Copy each line below exactly and leave the pictures out.

* DATASET ROWS
═══

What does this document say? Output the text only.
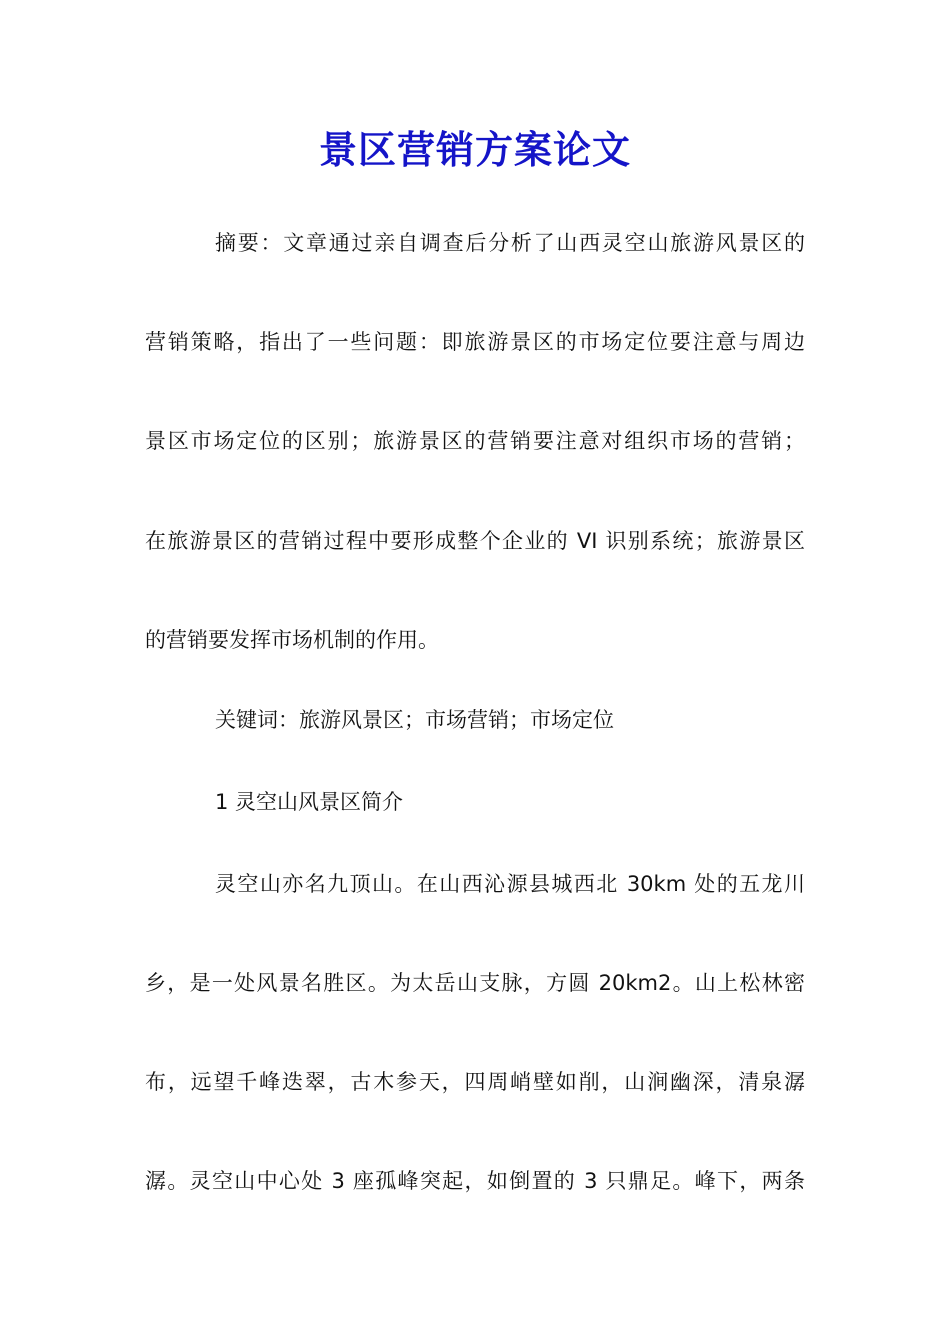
景区营销方案论文
摘要：文章通过亲自调查后分析了山西灵空山旅游风景区的
营销策略，指出了一些问题：即旅游景区的市场定位要注意与周边
景区市场定位的区别；旅游景区的营销要注意对组织市场的营销；
在旅游景区的营销过程中要形成整个企业的 VI 识别系统；旅游景区
的营销要发挥市场机制的作用。
关键词：旅游风景区；市场营销；市场定位
1 灵空山风景区简介
灵空山亦名九顶山。在山西沁源县城西北 30km 处的五龙川
乡，是一处风景名胜区。为太岳山支脉，方圆 20km2。山上松林密
布，远望千峰迭翠，古木参天，四周峭壁如削，山涧幽深，清泉潺
潺。灵空山中心处 3 座孤峰突起，如倒置的 3 只鼎足。峰下，两条
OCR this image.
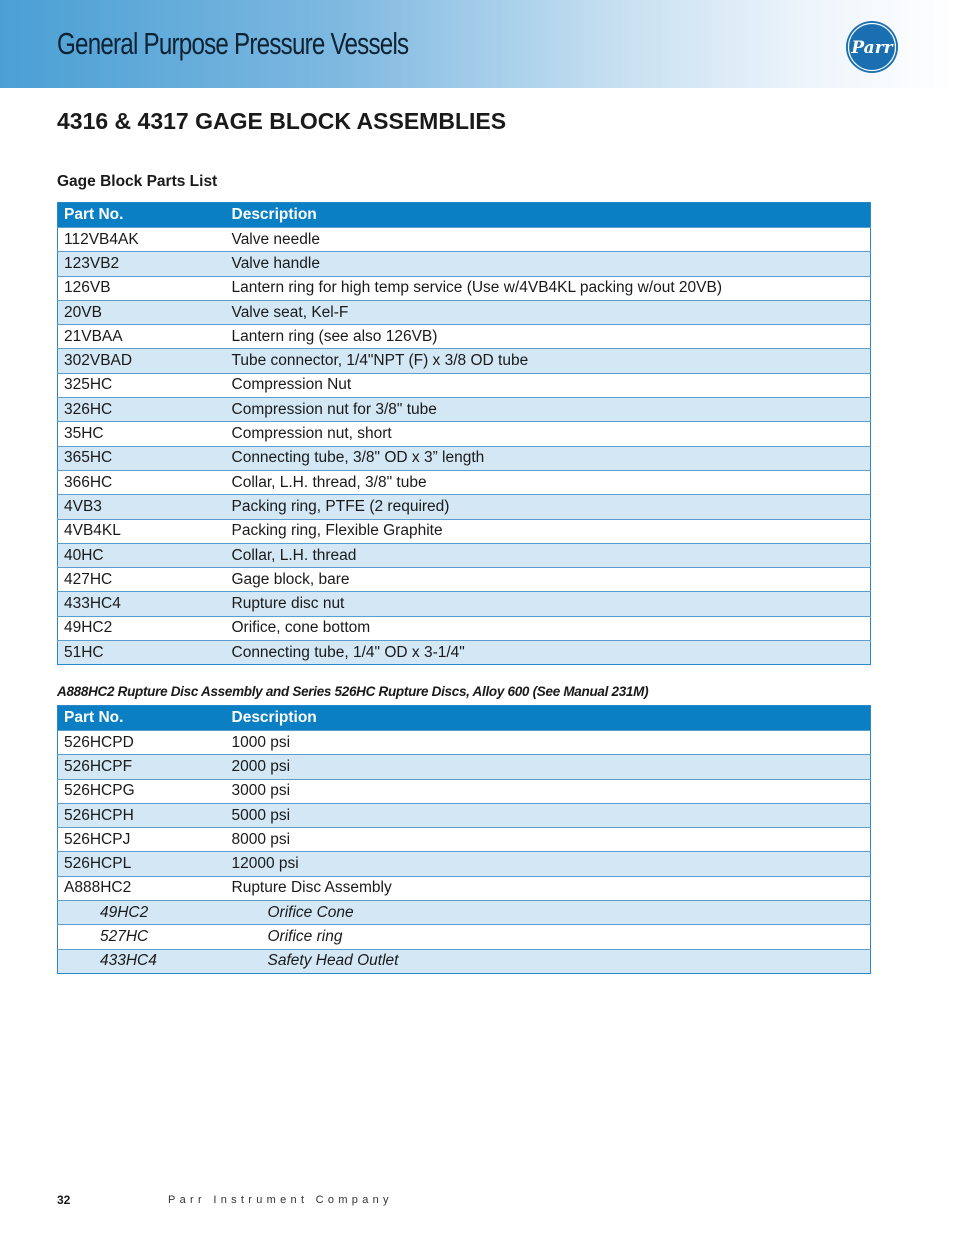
General Purpose Pressure Vessels	Parr
4316 & 4317 GAGE BLOCK ASSEMBLIES
Gage Block Parts List
Part No.	Description
112VB4AK	Valve needle
123VB2	Valve handle
126VB	Lantern ring for high temp service (Use w/4VB4KL packing w/out 20VB)
20VB	Valve seat, Kel-F
21VBAA	Lantern ring (see also 126VB)
302VBAD	Tube connector, 1/4"NPT (F) x 3/8 OD tube
325HC	Compression Nut
326HC	Compression nut for 3/8" tube
35HC	Compression nut, short
365HC	Connecting tube, 3/8" OD x 3” length
366HC	Collar, L.H. thread, 3/8" tube
4VB3	Packing ring, PTFE (2 required)
4VB4KL	Packing ring, Flexible Graphite
40HC	Collar, L.H. thread
427HC	Gage block, bare
433HC4	Rupture disc nut
49HC2	Orifice, cone bottom
51HC	Connecting tube, 1/4" OD x 3-1/4"
A888HC2 Rupture Disc Assembly and Series 526HC Rupture Discs, Alloy 600 (See Manual 231M)
Part No.	Description
526HCPD	1000 psi
526HCPF	2000 psi
526HCPG	3000 psi
526HCPH	5000 psi
526HCPJ	8000 psi
526HCPL	12000 psi
A888HC2	Rupture Disc Assembly
49HC2	Orifice Cone
527HC	Orifice ring
433HC4	Safety Head Outlet
32	Parr Instrument Company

═══

* SOLUTION BELOW
What does this document say? Output the text only.
景区营销方案论文
摘要：文章通过亲自调查后分析了山西灵空山旅游风景区的
营销策略，指出了一些问题：即旅游景区的市场定位要注意与周边
景区市场定位的区别；旅游景区的营销要注意对组织市场的营销；
在旅游景区的营销过程中要形成整个企业的 VI 识别系统；旅游景区
的营销要发挥市场机制的作用。
关键词：旅游风景区；市场营销；市场定位
1 灵空山风景区简介
灵空山亦名九顶山。在山西沁源县城西北 30km 处的五龙川
乡，是一处风景名胜区。为太岳山支脉，方圆 20km2。山上松林密
布，远望千峰迭翠，古木参天，四周峭壁如削，山涧幽深，清泉潺
潺。灵空山中心处 3 座孤峰突起，如倒置的 3 只鼎足。峰下，两条
OCR this image.
General Purpose Pressure Vessels	Parr
4316 & 4317 GAGE BLOCK ASSEMBLIES
Gage Block Parts List
Part No.	Description
112VB4AK	Valve needle
123VB2	Valve handle
126VB	Lantern ring for high temp service (Use w/4VB4KL packing w/out 20VB)
20VB	Valve seat, Kel-F
21VBAA	Lantern ring (see also 126VB)
302VBAD	Tube connector, 1/4"NPT (F) x 3/8 OD tube
325HC	Compression Nut
326HC	Compression nut for 3/8" tube
35HC	Compression nut, short
365HC	Connecting tube, 3/8" OD x 3” length
366HC	Collar, L.H. thread, 3/8" tube
4VB3	Packing ring, PTFE (2 required)
4VB4KL	Packing ring, Flexible Graphite
40HC	Collar, L.H. thread
427HC	Gage block, bare
433HC4	Rupture disc nut
49HC2	Orifice, cone bottom
51HC	Connecting tube, 1/4" OD x 3-1/4"
A888HC2 Rupture Disc Assembly and Series 526HC Rupture Discs, Alloy 600 (See Manual 231M)
Part No.	Description
526HCPD	1000 psi
526HCPF	2000 psi
526HCPG	3000 psi
526HCPH	5000 psi
526HCPJ	8000 psi
526HCPL	12000 psi
A888HC2	Rupture Disc Assembly
49HC2	Orifice Cone
527HC	Orifice ring
433HC4	Safety Head Outlet
32	Parr Instrument Company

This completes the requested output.